### [Data]

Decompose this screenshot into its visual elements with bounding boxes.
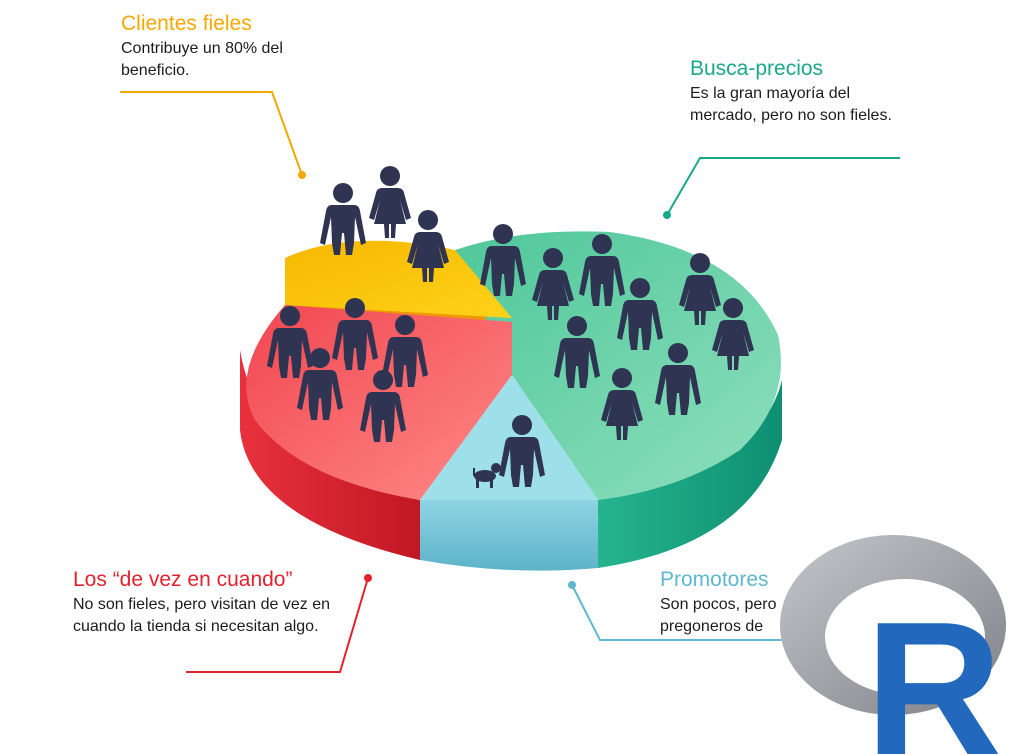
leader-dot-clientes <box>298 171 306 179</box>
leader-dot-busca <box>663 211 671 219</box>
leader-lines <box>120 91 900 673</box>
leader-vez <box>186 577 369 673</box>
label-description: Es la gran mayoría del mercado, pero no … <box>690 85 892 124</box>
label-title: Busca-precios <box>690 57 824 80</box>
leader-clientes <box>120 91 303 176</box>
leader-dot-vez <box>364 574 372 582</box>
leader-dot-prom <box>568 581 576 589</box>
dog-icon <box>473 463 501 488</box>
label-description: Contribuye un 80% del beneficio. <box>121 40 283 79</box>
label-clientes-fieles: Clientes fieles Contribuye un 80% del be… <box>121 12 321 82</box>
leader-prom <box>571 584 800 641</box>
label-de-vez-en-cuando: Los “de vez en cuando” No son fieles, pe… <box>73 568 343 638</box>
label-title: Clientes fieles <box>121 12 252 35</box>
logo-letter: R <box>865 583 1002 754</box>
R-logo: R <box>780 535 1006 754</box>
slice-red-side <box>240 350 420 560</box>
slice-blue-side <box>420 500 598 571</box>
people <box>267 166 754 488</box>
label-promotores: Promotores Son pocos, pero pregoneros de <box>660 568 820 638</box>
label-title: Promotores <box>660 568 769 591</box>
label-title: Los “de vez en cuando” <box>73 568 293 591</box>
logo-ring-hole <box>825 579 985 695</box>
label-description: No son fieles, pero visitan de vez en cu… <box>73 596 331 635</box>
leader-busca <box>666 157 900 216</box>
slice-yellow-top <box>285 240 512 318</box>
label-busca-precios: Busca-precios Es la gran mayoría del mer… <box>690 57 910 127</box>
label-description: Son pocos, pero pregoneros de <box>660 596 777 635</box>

### [What you will do]
Give every line of the records above as a Markdown table with the columns "Row" and "Line", numbering the rows in order. Leave out blank lines and pictures.

### [Exercise solution]
| Row | Line |
|---|---|
| 1 | Decompose this screenshot into its visual elements with bounding boxes. |
| 2 | leader-dot-clientes <box>298 171 306 179</box> |
| 3 | leader-dot-busca <box>663 211 671 219</box> |
| 4 | leader-lines <box>120 91 900 673</box> |
| 5 | leader-vez <box>186 577 369 673</box> |
| 6 | label-description: Es la gran mayoría del mercado, pero no … <box>690 85 892 124</box> |
| 7 | label-title: Busca-precios <box>690 57 824 80</box> |
| 8 | leader-clientes <box>120 91 303 176</box> |
| 9 | leader-dot-vez <box>364 574 372 582</box> |
| 10 | leader-dot-prom <box>568 581 576 589</box> |
| 11 | dog-icon <box>473 463 501 488</box> |
| 12 | label-description: Contribuye un 80% del beneficio. <box>121 40 283 79</box> |
| 13 | label-clientes-fieles: Clientes fieles Contribuye un 80% del be… <box>121 12 321 82</box> |
| 14 | leader-prom <box>571 584 800 641</box> |
| 15 | label-de-vez-en-cuando: Los “de vez en cuando” No son fieles, pe… <box>73 568 343 638</box> |
| 16 | label-title: Clientes fieles <box>121 12 252 35</box> |
| 17 | logo-letter: R <box>865 583 1002 754</box> |
| 18 | R-logo: R <box>780 535 1006 754</box> |
| 19 | slice-red-side <box>240 350 420 560</box> |
| 20 | slice-blue-side <box>420 500 598 571</box> |
| 21 | people <box>267 166 754 488</box> |
| 22 | label-promotores: Promotores Son pocos, pero pregoneros de <box>660 568 820 638</box> |
| 23 | label-title: Promotores <box>660 568 769 591</box> |
| 24 | label-title: Los “de vez en cuando” <box>73 568 293 591</box> |
| 25 | logo-ring-hole <box>825 579 985 695</box> |
| 26 | label-description: No son fieles, pero visitan de vez en cu… <box>73 596 331 635</box> |
| 27 | leader-busca <box>666 157 900 216</box> |
| 28 | slice-yellow-top <box>285 240 512 318</box> |
| 29 | label-busca-precios: Busca-precios Es la gran mayoría del mer… <box>690 57 910 127</box> |
| 30 | label-description: Son pocos, pero pregoneros de <box>660 596 777 635</box> |